Collected data entries
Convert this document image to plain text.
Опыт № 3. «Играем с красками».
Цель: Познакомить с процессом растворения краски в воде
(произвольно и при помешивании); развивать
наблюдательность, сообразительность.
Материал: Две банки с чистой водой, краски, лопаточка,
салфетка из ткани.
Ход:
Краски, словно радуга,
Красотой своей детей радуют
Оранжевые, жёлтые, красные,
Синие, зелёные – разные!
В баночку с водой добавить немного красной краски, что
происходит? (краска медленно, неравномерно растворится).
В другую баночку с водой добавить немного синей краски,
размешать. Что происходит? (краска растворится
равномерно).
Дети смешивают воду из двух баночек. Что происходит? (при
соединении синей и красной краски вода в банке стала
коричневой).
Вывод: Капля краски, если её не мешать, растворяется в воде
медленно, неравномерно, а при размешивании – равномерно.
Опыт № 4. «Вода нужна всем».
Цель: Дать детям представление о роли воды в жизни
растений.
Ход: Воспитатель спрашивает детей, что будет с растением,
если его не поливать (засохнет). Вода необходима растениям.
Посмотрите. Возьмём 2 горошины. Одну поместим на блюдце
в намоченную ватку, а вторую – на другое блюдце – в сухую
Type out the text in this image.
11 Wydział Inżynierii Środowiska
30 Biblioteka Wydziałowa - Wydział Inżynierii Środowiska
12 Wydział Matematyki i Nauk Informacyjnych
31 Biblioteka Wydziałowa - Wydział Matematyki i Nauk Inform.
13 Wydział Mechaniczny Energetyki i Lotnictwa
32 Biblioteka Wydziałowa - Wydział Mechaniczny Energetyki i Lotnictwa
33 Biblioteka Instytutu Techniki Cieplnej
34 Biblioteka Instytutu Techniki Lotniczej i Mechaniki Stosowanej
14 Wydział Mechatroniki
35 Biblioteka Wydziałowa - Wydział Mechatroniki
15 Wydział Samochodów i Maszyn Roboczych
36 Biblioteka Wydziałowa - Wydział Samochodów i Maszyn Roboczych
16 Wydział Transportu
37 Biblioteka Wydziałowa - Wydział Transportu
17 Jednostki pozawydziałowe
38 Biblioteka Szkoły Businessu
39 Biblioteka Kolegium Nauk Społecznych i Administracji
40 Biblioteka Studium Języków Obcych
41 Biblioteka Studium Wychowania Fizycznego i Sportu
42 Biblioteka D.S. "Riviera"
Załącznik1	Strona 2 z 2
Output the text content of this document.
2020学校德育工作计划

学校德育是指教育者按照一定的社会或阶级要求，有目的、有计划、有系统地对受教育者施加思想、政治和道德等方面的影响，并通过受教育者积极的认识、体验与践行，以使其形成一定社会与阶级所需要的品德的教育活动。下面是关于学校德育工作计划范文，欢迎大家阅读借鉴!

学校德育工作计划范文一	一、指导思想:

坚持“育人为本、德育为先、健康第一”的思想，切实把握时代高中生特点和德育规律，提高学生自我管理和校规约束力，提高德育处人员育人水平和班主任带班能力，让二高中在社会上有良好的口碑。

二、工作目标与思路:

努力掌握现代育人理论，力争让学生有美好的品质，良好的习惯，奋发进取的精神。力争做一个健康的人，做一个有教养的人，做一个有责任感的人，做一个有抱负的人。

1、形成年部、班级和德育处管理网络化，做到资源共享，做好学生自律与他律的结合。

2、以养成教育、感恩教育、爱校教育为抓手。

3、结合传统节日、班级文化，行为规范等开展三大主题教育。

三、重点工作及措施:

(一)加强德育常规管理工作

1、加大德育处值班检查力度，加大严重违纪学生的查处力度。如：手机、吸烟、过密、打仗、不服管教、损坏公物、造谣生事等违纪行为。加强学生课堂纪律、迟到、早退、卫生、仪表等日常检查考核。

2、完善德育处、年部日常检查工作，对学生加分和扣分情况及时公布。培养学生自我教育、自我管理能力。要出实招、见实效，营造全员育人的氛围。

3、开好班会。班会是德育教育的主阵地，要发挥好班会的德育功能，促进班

→ STATED PROBLEM:
Using the listing above, work out how many of its lines include "медленно", and give only the result.

→ WRITTEN ANSWER:
2